Objective:
Each line below that contains "JSON" counts once; report the total and nothing more.
------------------------------------
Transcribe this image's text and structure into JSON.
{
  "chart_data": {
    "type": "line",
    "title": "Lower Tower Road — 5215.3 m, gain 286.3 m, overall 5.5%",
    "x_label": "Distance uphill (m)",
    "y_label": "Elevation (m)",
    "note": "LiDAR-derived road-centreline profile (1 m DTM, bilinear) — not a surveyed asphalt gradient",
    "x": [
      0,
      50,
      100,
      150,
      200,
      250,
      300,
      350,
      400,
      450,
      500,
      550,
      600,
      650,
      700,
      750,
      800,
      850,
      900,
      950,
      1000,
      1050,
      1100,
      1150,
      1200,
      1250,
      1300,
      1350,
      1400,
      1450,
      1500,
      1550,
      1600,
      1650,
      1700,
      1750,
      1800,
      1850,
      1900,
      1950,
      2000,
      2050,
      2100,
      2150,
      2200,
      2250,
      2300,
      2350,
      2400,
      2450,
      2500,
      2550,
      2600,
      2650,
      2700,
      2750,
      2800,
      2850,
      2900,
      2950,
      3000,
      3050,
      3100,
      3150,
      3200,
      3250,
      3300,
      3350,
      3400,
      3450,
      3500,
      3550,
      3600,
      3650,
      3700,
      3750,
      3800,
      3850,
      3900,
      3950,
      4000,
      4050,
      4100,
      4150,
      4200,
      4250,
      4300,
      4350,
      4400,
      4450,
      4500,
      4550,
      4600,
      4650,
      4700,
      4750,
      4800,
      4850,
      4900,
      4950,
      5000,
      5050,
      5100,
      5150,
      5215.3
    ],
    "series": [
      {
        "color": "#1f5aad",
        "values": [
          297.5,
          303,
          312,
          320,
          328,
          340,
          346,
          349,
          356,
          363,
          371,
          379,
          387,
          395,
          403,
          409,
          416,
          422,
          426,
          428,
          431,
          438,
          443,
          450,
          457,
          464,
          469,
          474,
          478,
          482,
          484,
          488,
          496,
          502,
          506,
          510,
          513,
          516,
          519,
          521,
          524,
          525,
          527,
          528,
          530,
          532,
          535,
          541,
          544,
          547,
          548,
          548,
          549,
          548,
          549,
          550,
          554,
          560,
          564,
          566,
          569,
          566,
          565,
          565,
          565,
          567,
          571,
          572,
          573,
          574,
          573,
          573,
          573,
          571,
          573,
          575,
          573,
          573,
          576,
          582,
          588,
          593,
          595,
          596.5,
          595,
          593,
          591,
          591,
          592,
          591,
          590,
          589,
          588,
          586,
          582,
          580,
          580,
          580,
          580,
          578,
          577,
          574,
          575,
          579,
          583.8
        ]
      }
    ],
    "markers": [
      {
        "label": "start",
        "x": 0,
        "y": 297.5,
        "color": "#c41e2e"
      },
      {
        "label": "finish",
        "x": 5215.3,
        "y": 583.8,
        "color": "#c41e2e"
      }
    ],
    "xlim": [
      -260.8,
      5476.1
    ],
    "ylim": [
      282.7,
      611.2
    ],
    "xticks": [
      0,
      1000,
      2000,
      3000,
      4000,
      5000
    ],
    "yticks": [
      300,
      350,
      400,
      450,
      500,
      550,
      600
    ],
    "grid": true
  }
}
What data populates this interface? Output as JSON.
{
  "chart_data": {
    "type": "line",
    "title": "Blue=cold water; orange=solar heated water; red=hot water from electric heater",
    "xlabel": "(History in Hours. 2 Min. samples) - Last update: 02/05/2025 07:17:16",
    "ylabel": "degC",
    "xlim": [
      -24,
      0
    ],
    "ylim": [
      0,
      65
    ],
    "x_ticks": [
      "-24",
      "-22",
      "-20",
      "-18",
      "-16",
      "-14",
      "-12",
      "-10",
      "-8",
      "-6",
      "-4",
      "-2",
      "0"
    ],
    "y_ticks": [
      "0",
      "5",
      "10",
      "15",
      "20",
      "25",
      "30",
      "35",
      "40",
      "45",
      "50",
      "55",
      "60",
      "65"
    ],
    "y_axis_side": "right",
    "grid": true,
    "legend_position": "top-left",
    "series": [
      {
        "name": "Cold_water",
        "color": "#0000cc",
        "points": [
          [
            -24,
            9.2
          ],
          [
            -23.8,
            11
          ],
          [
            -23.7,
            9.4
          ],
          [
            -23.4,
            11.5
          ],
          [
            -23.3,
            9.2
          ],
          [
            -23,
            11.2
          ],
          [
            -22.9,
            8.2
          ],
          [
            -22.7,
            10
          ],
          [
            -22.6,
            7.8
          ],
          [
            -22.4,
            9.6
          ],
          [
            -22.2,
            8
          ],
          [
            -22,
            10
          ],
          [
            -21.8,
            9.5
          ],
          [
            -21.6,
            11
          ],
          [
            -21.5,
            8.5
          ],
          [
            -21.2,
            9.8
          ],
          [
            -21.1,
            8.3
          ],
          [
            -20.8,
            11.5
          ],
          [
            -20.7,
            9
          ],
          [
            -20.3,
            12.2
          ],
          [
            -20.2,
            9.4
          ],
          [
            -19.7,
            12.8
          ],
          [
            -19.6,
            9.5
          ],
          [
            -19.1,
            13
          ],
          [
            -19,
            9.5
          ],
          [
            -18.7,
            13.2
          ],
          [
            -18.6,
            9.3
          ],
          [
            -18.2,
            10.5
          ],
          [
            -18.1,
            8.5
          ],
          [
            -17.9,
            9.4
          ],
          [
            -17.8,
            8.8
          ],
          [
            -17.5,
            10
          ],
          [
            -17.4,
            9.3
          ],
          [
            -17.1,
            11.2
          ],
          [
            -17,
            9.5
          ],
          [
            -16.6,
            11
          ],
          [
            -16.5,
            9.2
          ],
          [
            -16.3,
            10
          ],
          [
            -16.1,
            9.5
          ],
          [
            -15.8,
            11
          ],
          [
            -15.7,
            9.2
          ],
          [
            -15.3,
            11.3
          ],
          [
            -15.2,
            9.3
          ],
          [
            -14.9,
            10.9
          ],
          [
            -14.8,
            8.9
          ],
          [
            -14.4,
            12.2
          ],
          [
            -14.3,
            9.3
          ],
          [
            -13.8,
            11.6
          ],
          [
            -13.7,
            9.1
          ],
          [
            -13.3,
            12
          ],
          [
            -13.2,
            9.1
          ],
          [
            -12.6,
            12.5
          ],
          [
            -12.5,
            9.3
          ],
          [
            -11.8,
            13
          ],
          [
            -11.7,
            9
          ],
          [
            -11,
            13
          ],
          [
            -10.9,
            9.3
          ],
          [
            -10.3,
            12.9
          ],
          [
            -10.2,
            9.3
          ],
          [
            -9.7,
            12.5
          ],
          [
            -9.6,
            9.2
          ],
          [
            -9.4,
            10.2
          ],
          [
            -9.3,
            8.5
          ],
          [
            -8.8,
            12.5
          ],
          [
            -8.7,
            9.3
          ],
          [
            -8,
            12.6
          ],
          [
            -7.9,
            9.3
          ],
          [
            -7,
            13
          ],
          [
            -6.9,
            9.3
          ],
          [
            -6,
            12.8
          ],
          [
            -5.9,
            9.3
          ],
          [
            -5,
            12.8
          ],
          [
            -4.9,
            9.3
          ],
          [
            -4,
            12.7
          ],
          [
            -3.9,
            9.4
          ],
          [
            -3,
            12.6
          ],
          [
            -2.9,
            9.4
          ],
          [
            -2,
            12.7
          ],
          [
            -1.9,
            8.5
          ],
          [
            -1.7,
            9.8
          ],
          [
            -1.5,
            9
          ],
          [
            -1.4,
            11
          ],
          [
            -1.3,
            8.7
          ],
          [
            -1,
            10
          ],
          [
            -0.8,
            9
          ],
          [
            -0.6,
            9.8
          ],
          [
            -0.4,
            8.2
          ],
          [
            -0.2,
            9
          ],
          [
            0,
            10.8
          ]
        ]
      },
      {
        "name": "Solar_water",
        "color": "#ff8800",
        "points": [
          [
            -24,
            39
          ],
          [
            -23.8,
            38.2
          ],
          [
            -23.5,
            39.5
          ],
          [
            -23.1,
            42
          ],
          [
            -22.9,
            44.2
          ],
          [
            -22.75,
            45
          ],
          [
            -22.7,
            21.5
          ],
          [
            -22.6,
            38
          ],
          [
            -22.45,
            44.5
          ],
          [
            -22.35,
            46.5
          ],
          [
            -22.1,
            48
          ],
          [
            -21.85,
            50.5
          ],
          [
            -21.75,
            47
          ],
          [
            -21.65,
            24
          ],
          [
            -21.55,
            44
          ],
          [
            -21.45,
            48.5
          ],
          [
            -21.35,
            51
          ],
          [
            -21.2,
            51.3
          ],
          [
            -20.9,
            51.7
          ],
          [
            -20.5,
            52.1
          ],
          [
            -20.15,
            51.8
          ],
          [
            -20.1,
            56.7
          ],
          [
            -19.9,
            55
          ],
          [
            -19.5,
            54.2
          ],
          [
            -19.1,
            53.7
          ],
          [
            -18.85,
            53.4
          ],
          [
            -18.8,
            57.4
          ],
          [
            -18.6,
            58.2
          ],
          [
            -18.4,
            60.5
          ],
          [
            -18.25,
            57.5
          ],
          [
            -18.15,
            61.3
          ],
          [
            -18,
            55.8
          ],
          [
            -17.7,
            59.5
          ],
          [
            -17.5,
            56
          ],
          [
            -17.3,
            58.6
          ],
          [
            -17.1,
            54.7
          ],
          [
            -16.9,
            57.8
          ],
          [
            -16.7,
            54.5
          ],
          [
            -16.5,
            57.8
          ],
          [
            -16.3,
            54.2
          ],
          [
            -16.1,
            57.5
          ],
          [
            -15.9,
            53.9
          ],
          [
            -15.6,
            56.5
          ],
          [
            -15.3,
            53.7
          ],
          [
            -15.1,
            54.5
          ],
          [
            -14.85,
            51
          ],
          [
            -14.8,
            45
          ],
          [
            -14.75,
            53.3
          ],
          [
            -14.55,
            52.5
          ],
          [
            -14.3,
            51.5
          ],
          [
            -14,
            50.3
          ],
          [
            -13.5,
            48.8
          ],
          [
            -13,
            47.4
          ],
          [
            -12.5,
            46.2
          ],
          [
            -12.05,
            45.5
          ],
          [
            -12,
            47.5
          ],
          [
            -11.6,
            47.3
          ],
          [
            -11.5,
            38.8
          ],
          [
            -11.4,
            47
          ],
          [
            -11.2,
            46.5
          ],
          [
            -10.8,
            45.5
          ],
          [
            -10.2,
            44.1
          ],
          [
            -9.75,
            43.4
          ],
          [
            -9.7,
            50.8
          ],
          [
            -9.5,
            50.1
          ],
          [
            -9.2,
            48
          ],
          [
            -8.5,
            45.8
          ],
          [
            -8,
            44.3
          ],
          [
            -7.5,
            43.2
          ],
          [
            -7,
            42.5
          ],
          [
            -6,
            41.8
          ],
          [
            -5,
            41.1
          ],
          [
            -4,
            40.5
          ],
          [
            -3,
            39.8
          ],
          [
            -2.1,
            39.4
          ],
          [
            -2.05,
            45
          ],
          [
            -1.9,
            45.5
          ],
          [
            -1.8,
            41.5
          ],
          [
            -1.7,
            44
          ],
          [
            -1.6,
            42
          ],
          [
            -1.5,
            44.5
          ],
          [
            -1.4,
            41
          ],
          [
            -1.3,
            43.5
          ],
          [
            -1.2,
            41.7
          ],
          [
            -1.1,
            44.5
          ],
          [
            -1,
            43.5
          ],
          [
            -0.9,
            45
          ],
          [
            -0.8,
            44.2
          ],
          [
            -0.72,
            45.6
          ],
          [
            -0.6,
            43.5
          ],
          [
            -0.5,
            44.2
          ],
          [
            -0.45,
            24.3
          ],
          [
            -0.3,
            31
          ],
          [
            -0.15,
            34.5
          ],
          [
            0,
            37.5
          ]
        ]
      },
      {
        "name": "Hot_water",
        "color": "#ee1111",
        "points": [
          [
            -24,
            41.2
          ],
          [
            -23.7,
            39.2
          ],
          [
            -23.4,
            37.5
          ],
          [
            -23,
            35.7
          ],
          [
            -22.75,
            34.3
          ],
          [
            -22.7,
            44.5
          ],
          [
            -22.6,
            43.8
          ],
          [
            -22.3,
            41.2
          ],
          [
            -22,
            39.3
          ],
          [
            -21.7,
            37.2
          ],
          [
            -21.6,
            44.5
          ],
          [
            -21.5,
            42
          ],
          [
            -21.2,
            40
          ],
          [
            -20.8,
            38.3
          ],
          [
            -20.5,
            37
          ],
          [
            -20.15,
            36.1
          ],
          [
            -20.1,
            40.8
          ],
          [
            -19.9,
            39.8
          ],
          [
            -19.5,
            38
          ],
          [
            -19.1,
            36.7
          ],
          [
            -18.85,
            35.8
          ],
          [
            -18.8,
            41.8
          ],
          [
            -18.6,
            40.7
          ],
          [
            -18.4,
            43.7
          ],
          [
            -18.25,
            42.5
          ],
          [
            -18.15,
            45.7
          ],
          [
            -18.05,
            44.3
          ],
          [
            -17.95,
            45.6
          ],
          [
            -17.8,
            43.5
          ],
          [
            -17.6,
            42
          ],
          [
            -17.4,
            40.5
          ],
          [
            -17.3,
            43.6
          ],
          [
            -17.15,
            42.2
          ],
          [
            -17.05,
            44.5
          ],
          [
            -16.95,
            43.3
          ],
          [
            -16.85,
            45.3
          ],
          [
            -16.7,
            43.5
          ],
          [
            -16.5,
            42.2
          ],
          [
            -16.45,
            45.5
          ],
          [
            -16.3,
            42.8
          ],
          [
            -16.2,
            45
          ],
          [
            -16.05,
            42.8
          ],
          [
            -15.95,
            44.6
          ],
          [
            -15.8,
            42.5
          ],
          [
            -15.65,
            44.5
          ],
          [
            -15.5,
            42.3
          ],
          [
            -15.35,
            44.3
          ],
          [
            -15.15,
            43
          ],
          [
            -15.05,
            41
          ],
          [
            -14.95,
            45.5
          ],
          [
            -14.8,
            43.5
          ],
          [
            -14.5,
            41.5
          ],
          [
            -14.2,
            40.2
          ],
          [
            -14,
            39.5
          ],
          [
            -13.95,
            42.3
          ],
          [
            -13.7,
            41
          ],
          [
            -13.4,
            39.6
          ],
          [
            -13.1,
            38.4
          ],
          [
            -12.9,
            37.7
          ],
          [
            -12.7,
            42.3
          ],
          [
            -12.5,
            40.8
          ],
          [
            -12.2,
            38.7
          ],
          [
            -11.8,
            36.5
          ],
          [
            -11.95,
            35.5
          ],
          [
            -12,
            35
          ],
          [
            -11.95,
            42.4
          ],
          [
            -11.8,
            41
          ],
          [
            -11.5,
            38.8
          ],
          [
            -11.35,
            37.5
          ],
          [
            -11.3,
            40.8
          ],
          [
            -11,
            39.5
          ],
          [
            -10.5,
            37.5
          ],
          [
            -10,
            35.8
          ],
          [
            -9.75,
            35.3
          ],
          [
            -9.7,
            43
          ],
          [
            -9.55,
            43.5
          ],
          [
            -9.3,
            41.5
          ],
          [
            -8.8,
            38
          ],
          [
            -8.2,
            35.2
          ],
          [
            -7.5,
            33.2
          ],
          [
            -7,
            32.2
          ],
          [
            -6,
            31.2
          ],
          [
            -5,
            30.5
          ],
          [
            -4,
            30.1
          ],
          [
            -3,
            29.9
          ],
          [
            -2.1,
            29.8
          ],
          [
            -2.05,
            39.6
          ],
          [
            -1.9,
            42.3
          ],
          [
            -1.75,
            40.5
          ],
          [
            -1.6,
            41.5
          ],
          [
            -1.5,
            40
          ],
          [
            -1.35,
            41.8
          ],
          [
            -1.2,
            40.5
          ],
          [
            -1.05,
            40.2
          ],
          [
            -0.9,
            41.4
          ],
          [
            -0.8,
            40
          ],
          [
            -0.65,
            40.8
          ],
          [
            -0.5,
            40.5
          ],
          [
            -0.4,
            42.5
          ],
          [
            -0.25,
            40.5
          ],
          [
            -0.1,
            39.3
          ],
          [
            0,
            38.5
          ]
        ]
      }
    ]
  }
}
------------------------------------
Solution for this exercise:
2